_Your objective_
Repeat the listing below verbatim and in full, omitting the pictures.

_Available data_
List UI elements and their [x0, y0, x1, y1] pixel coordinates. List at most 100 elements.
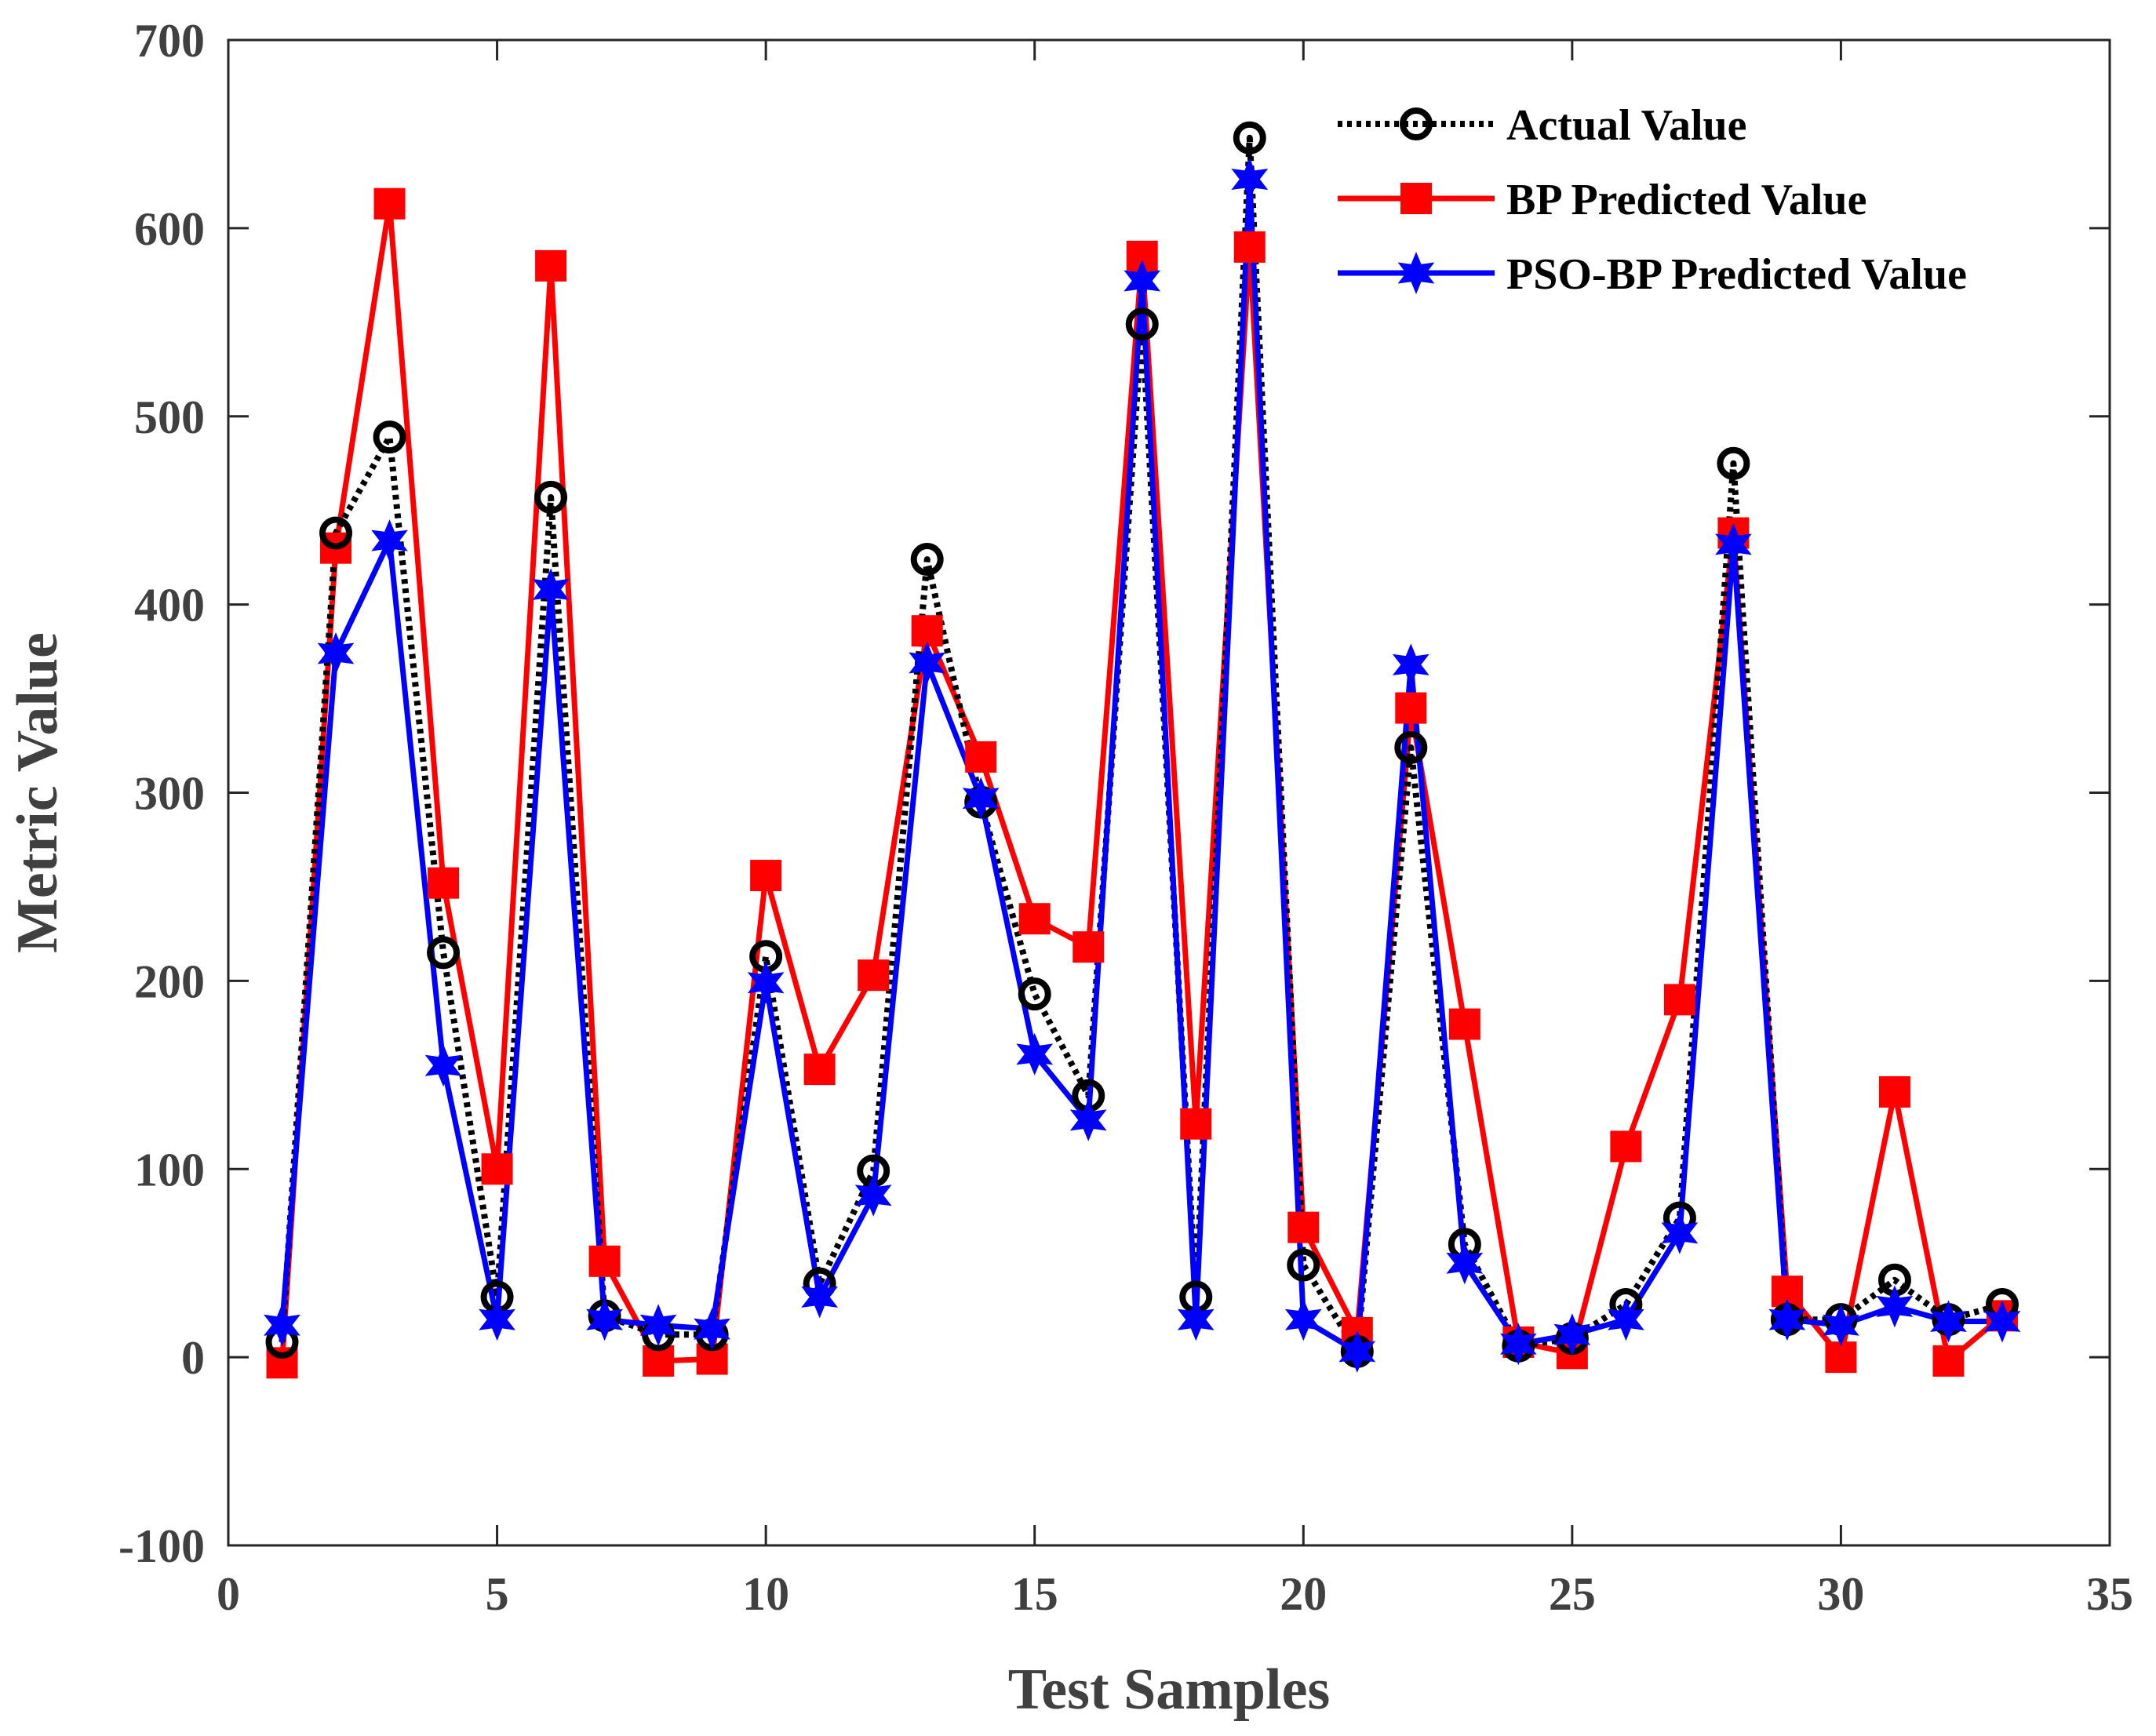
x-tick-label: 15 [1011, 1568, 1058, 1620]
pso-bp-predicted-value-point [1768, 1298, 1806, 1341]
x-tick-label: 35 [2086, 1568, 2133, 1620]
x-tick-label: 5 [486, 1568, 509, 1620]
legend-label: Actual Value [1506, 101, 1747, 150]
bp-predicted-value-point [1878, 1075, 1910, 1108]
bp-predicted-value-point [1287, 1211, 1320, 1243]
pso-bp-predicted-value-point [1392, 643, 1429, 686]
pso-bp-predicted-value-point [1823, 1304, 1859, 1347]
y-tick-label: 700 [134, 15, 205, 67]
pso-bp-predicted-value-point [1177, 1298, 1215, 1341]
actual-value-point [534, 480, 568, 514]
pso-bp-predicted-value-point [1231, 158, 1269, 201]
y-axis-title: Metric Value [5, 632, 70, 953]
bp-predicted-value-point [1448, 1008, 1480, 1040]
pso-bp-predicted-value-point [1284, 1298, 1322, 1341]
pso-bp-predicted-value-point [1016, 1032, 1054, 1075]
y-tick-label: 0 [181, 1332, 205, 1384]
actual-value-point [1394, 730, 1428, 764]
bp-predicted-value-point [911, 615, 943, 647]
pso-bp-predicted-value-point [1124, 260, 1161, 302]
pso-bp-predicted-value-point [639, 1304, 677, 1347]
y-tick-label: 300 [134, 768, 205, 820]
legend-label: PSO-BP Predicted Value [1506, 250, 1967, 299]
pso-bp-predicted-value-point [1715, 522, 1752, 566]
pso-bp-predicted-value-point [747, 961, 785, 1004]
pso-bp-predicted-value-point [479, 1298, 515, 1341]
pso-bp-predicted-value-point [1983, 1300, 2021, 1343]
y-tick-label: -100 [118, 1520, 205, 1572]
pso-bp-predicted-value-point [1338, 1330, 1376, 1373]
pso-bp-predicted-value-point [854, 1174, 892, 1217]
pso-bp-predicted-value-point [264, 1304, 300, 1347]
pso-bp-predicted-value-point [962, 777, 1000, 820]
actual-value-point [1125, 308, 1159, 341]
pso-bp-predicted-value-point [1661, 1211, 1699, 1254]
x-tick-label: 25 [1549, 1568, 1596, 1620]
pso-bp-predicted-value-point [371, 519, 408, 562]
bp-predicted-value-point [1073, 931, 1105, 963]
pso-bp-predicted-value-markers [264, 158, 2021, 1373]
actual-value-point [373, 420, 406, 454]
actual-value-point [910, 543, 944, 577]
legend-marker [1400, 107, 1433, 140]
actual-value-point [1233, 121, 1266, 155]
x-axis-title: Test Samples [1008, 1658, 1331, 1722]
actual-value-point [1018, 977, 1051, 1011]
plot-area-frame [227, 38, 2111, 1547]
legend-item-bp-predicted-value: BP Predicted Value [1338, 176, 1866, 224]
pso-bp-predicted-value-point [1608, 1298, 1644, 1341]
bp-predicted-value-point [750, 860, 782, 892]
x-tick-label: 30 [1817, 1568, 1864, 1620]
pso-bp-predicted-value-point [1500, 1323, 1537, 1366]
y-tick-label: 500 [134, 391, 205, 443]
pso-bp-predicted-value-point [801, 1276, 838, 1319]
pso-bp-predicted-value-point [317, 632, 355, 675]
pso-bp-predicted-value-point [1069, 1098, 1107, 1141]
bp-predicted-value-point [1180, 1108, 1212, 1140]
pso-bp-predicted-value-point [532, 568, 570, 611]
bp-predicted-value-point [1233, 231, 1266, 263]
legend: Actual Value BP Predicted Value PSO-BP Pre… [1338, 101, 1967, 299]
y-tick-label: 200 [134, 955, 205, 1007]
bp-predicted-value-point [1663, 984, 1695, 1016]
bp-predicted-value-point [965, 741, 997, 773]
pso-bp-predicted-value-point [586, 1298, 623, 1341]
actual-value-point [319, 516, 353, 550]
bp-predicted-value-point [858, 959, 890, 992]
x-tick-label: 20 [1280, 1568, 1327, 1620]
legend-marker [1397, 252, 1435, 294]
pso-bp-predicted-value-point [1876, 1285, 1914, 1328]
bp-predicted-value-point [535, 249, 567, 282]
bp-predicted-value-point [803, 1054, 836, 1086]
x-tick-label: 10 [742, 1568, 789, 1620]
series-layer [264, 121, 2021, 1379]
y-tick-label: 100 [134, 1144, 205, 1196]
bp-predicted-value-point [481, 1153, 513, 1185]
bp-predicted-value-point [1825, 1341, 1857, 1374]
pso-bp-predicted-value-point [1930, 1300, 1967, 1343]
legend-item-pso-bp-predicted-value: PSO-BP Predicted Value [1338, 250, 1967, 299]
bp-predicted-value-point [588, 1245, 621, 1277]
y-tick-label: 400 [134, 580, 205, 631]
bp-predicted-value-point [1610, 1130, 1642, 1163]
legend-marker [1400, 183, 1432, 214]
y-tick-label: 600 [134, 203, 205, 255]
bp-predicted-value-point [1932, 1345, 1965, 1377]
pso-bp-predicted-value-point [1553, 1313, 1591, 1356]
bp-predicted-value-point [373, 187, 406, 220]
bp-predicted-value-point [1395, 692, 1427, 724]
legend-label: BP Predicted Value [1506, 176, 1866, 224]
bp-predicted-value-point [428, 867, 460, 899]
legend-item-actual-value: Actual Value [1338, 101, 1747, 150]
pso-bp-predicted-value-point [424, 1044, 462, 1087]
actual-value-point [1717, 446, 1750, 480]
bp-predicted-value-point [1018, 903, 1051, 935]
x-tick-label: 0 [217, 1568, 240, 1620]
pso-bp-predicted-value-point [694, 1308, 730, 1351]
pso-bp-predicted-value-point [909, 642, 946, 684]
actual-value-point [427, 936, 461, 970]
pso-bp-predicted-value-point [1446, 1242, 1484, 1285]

_Task answer_
List UI elements and their [x0, y0, x1, y1] pixel coordinates. List at most 100 elements.
x-tick-label: 15 [1011, 1568, 1058, 1620]
pso-bp-predicted-value-point [1768, 1298, 1806, 1341]
x-tick-label: 35 [2086, 1568, 2133, 1620]
x-tick-label: 5 [486, 1568, 509, 1620]
legend-label: Actual Value [1506, 101, 1747, 150]
bp-predicted-value-point [1878, 1075, 1910, 1108]
bp-predicted-value-point [1287, 1211, 1320, 1243]
pso-bp-predicted-value-point [1392, 643, 1429, 686]
pso-bp-predicted-value-point [1823, 1304, 1859, 1347]
y-tick-label: 700 [134, 15, 205, 67]
pso-bp-predicted-value-point [1177, 1298, 1215, 1341]
actual-value-point [534, 480, 568, 514]
pso-bp-predicted-value-point [1231, 158, 1269, 201]
y-axis-title: Metric Value [5, 632, 70, 953]
bp-predicted-value-point [1448, 1008, 1480, 1040]
pso-bp-predicted-value-point [1284, 1298, 1322, 1341]
pso-bp-predicted-value-point [1016, 1032, 1054, 1075]
y-tick-label: 0 [181, 1332, 205, 1384]
actual-value-point [1394, 730, 1428, 764]
bp-predicted-value-point [911, 615, 943, 647]
pso-bp-predicted-value-point [1124, 260, 1161, 302]
pso-bp-predicted-value-point [639, 1304, 677, 1347]
y-tick-label: 300 [134, 768, 205, 820]
legend-label: PSO-BP Predicted Value [1506, 250, 1967, 299]
pso-bp-predicted-value-point [1715, 522, 1752, 566]
pso-bp-predicted-value-point [747, 961, 785, 1004]
pso-bp-predicted-value-point [479, 1298, 515, 1341]
pso-bp-predicted-value-point [1983, 1300, 2021, 1343]
y-tick-label: -100 [118, 1520, 205, 1572]
pso-bp-predicted-value-point [1338, 1330, 1376, 1373]
pso-bp-predicted-value-point [854, 1174, 892, 1217]
pso-bp-predicted-value-point [264, 1304, 300, 1347]
pso-bp-predicted-value-point [962, 777, 1000, 820]
actual-value-point [1125, 308, 1159, 341]
pso-bp-predicted-value-point [1661, 1211, 1699, 1254]
x-tick-label: 25 [1549, 1568, 1596, 1620]
pso-bp-predicted-value-point [371, 519, 408, 562]
bp-predicted-value-point [1073, 931, 1105, 963]
pso-bp-predicted-value-markers [264, 158, 2021, 1373]
actual-value-point [373, 420, 406, 454]
actual-value-point [910, 543, 944, 577]
legend-marker [1400, 107, 1433, 140]
actual-value-point [1233, 121, 1266, 155]
x-axis-title: Test Samples [1008, 1658, 1331, 1722]
actual-value-point [1018, 977, 1051, 1011]
plot-area-frame [227, 38, 2111, 1547]
legend-item-bp-predicted-value: BP Predicted Value [1338, 176, 1866, 224]
pso-bp-predicted-value-point [1608, 1298, 1644, 1341]
bp-predicted-value-point [750, 860, 782, 892]
x-tick-label: 30 [1817, 1568, 1864, 1620]
pso-bp-predicted-value-point [1500, 1323, 1537, 1366]
y-tick-label: 500 [134, 391, 205, 443]
pso-bp-predicted-value-point [801, 1276, 838, 1319]
pso-bp-predicted-value-point [317, 632, 355, 675]
pso-bp-predicted-value-point [1069, 1098, 1107, 1141]
bp-predicted-value-point [1180, 1108, 1212, 1140]
pso-bp-predicted-value-point [532, 568, 570, 611]
bp-predicted-value-point [1233, 231, 1266, 263]
legend: Actual Value BP Predicted Value PSO-BP Pre… [1338, 101, 1967, 299]
y-tick-label: 200 [134, 955, 205, 1007]
bp-predicted-value-point [1663, 984, 1695, 1016]
bp-predicted-value-point [965, 741, 997, 773]
pso-bp-predicted-value-point [586, 1298, 623, 1341]
actual-value-point [319, 516, 353, 550]
bp-predicted-value-point [858, 959, 890, 992]
x-tick-label: 20 [1280, 1568, 1327, 1620]
legend-marker [1397, 252, 1435, 294]
pso-bp-predicted-value-point [1876, 1285, 1914, 1328]
bp-predicted-value-point [535, 249, 567, 282]
bp-predicted-value-point [803, 1054, 836, 1086]
x-tick-label: 10 [742, 1568, 789, 1620]
series-layer [264, 121, 2021, 1379]
y-tick-label: 100 [134, 1144, 205, 1196]
bp-predicted-value-point [481, 1153, 513, 1185]
bp-predicted-value-point [1825, 1341, 1857, 1374]
pso-bp-predicted-value-point [1930, 1300, 1967, 1343]
legend-item-pso-bp-predicted-value: PSO-BP Predicted Value [1338, 250, 1967, 299]
bp-predicted-value-point [588, 1245, 621, 1277]
y-tick-label: 400 [134, 580, 205, 631]
bp-predicted-value-point [1610, 1130, 1642, 1163]
legend-marker [1400, 183, 1432, 214]
y-tick-label: 600 [134, 203, 205, 255]
bp-predicted-value-point [1932, 1345, 1965, 1377]
pso-bp-predicted-value-point [1553, 1313, 1591, 1356]
bp-predicted-value-point [373, 187, 406, 220]
bp-predicted-value-point [1395, 692, 1427, 724]
legend-label: BP Predicted Value [1506, 176, 1866, 224]
bp-predicted-value-point [428, 867, 460, 899]
legend-item-actual-value: Actual Value [1338, 101, 1747, 150]
pso-bp-predicted-value-point [424, 1044, 462, 1087]
actual-value-point [1717, 446, 1750, 480]
bp-predicted-value-point [1018, 903, 1051, 935]
x-tick-label: 0 [217, 1568, 240, 1620]
pso-bp-predicted-value-point [694, 1308, 730, 1351]
pso-bp-predicted-value-point [909, 642, 946, 684]
actual-value-point [427, 936, 461, 970]
pso-bp-predicted-value-point [1446, 1242, 1484, 1285]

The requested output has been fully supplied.